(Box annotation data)
>> Start
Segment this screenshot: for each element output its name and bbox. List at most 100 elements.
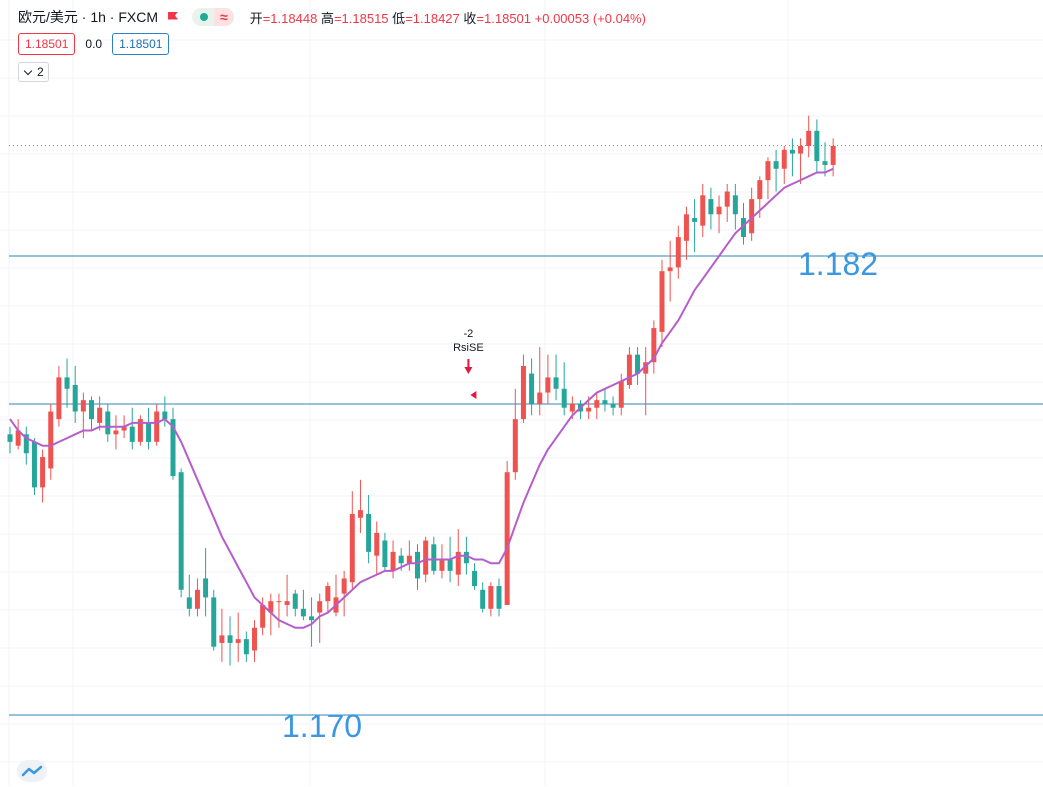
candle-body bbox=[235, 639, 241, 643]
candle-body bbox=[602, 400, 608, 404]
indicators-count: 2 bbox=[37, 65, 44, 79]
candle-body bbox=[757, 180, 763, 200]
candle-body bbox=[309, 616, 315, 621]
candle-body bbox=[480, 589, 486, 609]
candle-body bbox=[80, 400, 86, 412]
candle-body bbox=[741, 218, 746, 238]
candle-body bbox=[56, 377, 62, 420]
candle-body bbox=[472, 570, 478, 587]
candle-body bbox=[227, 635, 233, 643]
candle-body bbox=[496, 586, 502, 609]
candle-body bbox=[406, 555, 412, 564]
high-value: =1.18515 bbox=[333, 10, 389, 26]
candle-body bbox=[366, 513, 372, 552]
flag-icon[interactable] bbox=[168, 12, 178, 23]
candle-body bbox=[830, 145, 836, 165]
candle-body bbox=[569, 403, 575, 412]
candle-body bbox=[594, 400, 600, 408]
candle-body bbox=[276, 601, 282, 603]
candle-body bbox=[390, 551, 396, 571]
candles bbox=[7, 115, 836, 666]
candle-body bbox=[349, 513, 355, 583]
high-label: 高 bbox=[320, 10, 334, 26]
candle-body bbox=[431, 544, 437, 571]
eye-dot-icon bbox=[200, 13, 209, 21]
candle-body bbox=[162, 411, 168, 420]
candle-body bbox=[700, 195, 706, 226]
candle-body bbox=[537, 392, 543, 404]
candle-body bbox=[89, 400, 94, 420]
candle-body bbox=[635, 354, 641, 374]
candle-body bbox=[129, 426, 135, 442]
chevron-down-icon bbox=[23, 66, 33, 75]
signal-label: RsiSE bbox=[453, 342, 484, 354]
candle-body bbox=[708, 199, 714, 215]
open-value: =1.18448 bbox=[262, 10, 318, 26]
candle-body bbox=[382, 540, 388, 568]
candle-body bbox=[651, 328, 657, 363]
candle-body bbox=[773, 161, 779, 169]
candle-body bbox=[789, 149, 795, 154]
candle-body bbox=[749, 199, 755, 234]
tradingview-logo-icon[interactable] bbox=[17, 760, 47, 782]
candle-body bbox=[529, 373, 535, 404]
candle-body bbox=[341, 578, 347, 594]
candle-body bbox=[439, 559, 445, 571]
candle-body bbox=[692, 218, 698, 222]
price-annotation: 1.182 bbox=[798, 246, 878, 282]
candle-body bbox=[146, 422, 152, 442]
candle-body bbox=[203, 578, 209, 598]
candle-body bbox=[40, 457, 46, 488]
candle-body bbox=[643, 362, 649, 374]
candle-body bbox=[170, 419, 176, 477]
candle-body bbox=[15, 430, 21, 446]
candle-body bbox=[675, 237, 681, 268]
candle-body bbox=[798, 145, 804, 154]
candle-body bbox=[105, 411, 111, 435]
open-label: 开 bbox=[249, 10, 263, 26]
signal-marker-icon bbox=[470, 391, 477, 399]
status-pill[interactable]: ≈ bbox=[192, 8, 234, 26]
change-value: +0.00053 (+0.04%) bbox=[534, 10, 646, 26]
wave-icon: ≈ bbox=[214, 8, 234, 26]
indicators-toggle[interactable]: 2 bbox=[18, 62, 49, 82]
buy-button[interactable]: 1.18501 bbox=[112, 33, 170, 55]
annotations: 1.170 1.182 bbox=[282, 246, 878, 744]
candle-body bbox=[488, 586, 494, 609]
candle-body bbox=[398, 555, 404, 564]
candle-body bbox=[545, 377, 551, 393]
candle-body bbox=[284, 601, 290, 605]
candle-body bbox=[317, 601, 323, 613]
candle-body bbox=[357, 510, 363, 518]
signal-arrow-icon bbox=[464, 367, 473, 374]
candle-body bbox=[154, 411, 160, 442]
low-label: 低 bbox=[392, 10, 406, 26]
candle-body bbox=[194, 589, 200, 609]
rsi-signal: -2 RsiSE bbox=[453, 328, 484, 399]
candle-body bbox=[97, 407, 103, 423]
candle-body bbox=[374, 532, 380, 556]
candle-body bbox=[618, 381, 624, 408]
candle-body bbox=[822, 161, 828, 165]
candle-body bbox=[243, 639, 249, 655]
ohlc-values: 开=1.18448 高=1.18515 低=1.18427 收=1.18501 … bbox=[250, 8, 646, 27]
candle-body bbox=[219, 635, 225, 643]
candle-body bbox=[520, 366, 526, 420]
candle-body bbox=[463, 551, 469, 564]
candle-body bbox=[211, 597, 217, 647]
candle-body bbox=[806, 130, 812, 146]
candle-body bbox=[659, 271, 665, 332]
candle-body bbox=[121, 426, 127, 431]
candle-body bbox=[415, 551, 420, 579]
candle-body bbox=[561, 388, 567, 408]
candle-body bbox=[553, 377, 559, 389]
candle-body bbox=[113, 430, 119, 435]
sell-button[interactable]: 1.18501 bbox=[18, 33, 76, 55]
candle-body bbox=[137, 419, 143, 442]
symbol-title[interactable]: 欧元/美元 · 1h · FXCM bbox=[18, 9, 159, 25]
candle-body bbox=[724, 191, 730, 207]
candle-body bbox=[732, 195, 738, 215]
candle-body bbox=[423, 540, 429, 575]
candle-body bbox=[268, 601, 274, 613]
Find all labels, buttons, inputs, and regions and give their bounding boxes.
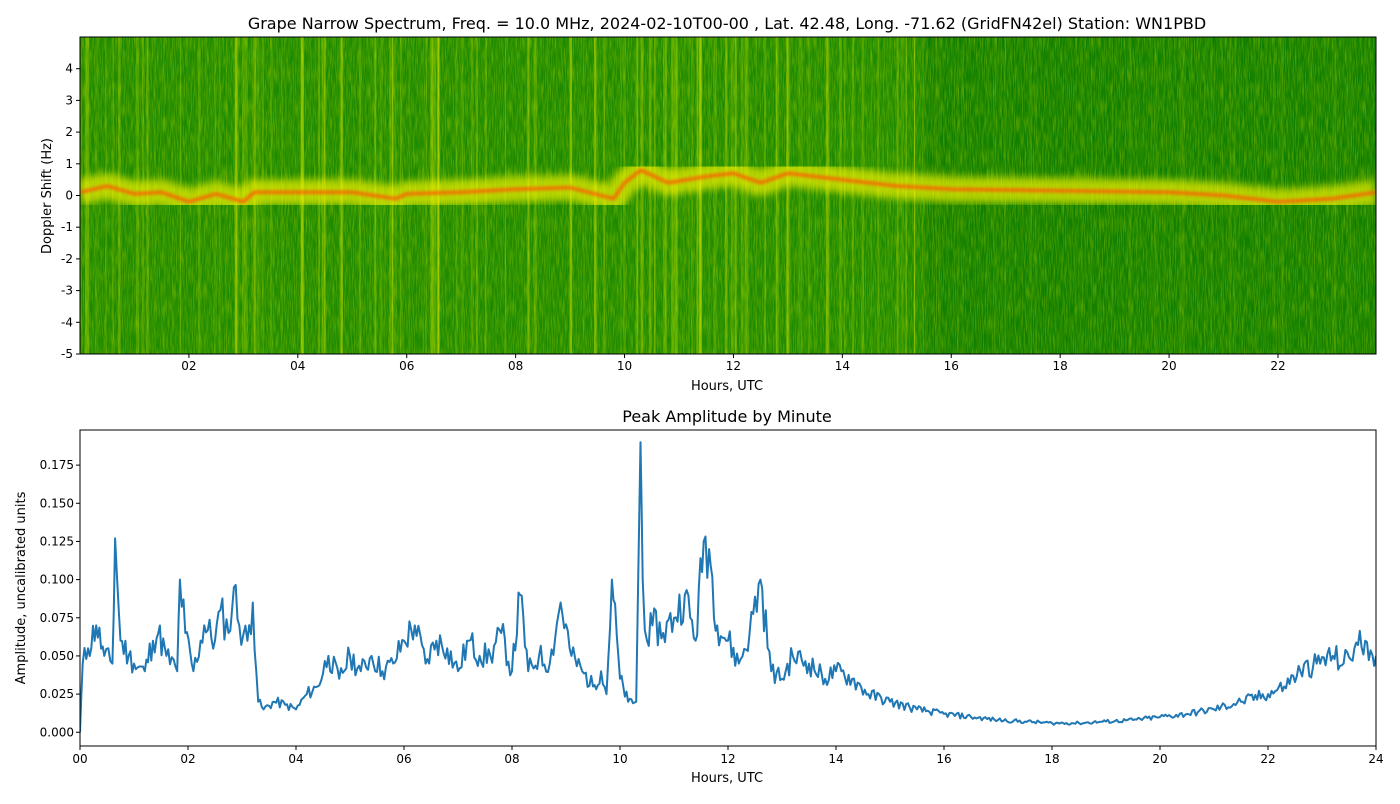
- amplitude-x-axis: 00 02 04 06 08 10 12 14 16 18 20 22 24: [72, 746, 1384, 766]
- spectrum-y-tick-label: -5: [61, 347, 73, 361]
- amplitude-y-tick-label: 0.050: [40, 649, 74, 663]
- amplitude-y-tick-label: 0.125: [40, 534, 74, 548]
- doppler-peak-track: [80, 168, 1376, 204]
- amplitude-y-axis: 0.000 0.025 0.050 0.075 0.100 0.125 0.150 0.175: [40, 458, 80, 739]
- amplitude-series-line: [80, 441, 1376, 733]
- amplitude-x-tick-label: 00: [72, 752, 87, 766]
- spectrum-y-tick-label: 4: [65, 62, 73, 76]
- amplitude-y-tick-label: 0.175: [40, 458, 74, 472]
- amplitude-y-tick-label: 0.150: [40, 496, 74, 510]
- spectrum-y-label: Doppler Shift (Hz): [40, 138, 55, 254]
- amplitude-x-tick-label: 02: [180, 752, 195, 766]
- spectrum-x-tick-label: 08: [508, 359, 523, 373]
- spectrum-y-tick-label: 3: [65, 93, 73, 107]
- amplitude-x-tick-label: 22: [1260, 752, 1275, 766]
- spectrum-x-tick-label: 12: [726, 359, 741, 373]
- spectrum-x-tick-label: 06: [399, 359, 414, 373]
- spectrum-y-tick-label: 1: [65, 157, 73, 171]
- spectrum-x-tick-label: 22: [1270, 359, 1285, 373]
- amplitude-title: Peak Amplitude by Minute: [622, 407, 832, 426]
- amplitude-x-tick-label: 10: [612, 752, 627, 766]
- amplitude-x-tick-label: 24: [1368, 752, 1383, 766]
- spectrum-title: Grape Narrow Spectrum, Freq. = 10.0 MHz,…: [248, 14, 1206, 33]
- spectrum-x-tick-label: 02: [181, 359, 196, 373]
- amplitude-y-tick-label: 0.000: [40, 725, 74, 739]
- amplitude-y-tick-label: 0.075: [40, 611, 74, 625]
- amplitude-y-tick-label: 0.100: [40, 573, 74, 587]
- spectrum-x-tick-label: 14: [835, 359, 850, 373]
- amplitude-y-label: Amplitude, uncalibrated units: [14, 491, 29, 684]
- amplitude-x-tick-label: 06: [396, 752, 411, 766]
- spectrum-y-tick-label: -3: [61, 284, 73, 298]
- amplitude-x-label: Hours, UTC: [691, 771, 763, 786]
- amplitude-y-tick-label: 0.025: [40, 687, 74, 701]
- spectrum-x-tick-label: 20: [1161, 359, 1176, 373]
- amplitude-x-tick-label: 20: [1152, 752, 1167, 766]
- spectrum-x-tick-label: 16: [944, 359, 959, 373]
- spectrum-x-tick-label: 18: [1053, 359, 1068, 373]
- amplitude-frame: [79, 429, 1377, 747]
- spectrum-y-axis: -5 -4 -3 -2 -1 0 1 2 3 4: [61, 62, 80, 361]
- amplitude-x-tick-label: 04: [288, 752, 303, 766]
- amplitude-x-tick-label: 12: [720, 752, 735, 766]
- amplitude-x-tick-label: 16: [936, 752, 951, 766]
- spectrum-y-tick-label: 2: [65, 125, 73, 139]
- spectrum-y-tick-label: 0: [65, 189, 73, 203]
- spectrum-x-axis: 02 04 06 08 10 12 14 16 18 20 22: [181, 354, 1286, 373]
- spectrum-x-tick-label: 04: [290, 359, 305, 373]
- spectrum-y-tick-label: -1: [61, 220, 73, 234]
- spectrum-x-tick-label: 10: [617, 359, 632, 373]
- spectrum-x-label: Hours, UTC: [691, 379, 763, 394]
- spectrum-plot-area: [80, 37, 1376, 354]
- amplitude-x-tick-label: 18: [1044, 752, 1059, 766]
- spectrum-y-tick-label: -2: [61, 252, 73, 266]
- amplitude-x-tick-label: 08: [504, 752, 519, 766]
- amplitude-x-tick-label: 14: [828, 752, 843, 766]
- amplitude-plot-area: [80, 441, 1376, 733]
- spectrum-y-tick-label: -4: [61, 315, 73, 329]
>> End
**Task requirements**
Can you set down again, unchanged, the rows from the line containing "candle-body bbox=[235, 639, 241, 643]" through the line containing "candle-body bbox=[366, 513, 372, 552]", including both?

**Exercise result**
candle-body bbox=[235, 639, 241, 643]
candle-body bbox=[602, 400, 608, 404]
indicators-count: 2 bbox=[37, 65, 44, 79]
candle-body bbox=[757, 180, 763, 200]
candle-body bbox=[309, 616, 315, 621]
candle-body bbox=[480, 589, 486, 609]
candle-body bbox=[80, 400, 86, 412]
candle-body bbox=[741, 218, 746, 238]
candle-body bbox=[56, 377, 62, 420]
candle-body bbox=[472, 570, 478, 587]
candle-body bbox=[227, 635, 233, 643]
candle-body bbox=[496, 586, 502, 609]
candle-body bbox=[406, 555, 412, 564]
high-value: =1.18515 bbox=[333, 10, 389, 26]
candle-body bbox=[366, 513, 372, 552]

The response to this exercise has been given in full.